[start]

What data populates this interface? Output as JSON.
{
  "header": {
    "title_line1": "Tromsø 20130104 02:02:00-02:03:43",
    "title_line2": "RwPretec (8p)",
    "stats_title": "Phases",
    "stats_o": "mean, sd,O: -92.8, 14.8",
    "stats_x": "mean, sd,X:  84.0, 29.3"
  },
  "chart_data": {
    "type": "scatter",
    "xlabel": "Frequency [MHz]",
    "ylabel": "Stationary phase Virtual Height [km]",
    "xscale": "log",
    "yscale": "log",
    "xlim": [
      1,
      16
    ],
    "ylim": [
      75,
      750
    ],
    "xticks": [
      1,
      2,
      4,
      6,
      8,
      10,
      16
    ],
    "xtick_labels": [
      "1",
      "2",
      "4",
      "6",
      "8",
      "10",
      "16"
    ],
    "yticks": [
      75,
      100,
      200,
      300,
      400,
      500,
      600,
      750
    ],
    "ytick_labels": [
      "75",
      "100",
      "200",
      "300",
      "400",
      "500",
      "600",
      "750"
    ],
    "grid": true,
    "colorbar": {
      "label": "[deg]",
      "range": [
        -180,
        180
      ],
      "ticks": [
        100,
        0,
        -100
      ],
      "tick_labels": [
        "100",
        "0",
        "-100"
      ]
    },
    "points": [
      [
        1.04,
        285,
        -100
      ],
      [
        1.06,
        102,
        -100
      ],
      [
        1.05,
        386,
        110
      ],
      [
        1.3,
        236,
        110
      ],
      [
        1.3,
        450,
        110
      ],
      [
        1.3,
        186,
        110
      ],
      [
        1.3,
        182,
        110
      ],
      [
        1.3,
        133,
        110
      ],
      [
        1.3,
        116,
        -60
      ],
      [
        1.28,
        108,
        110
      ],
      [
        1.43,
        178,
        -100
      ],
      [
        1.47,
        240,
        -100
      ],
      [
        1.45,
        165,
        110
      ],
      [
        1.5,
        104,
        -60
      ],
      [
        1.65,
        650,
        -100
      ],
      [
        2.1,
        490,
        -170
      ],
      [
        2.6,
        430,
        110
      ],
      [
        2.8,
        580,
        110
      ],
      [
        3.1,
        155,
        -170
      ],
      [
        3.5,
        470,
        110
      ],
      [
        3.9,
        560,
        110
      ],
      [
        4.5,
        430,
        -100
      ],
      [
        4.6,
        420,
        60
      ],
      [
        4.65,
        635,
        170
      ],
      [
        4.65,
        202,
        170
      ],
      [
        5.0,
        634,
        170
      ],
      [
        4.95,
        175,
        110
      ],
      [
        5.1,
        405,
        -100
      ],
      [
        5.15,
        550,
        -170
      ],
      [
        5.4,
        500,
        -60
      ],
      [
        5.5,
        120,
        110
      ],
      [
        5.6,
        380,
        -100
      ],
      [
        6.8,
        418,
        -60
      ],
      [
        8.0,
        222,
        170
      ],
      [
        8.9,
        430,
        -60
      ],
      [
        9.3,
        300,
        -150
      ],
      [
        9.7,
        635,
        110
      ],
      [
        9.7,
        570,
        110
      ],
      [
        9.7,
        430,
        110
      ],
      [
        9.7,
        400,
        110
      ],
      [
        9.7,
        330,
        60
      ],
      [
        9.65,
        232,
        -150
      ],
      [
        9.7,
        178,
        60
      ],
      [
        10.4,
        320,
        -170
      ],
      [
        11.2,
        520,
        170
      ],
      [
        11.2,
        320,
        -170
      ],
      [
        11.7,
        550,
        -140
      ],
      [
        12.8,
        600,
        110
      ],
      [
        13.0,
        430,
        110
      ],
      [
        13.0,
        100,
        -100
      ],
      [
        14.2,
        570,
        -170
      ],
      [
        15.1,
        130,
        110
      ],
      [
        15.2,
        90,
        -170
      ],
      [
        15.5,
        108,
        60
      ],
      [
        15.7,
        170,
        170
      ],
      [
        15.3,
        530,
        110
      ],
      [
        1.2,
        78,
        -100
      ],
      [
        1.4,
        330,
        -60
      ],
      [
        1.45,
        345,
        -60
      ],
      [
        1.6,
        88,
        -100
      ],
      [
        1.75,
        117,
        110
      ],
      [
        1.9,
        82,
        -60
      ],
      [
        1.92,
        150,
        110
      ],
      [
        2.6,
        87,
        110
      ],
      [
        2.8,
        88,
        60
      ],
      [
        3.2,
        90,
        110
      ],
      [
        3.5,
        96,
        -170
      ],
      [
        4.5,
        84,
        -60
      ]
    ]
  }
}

[end]
[start]

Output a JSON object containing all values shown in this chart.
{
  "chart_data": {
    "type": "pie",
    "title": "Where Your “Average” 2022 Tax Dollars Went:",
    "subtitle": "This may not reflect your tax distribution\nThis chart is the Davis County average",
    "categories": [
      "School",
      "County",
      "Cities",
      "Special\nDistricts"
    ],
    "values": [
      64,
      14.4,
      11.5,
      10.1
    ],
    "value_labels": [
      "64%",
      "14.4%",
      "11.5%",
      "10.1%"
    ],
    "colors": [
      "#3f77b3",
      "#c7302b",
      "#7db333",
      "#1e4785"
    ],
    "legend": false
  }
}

[end]

Find the lines containing "values" and pull them out.

Task output -
Output a JSON object containing all values shown in this chart.
    "values": [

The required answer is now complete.